**Your assignment**
Check every line of the entries below for "median", and copy the lines that have it.

**Dataset content**
——

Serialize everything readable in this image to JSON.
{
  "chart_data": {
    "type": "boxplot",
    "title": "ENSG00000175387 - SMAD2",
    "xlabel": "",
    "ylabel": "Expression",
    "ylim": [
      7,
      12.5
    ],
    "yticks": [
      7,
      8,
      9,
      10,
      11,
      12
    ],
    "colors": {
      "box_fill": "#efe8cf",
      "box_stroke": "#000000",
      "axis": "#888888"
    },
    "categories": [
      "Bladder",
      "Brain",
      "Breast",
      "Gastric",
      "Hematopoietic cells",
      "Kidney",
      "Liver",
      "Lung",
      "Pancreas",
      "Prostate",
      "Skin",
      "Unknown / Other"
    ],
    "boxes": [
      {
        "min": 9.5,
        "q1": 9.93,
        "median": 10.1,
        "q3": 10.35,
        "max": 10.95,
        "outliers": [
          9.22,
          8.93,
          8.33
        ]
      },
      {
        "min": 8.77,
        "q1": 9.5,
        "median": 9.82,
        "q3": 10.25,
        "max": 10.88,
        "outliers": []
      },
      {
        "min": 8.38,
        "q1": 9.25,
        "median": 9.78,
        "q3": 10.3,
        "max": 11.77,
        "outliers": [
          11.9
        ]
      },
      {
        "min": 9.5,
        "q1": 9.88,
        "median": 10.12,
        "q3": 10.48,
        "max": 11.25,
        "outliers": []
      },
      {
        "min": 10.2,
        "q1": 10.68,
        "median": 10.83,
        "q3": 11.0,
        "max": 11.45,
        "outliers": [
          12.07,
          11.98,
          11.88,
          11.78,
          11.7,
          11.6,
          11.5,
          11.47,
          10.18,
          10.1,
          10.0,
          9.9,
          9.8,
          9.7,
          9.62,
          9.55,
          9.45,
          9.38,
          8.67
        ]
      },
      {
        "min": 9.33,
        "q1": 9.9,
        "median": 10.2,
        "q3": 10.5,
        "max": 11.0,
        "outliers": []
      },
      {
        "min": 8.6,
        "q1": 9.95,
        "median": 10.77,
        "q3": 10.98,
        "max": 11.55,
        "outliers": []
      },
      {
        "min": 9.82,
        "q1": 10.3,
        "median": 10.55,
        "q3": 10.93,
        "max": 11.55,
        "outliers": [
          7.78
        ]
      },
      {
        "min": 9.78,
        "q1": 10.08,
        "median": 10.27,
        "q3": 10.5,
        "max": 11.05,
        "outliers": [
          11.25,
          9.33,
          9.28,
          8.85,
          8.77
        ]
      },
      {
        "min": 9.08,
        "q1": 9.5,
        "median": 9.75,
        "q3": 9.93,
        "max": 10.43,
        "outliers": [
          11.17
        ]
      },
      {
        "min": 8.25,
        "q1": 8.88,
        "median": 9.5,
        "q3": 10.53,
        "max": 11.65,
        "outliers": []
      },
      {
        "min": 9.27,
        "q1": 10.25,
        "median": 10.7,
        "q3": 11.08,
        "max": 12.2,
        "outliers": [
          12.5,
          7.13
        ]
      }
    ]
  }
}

——

**Written response**
        "median": 10.1,
        "median": 9.82,
        "median": 9.78,
        "median": 10.12,
        "median": 10.83,
        "median": 10.2,
        "median": 10.77,
        "median": 10.55,
        "median": 10.27,
        "median": 9.75,
        "median": 9.5,
        "median": 10.7,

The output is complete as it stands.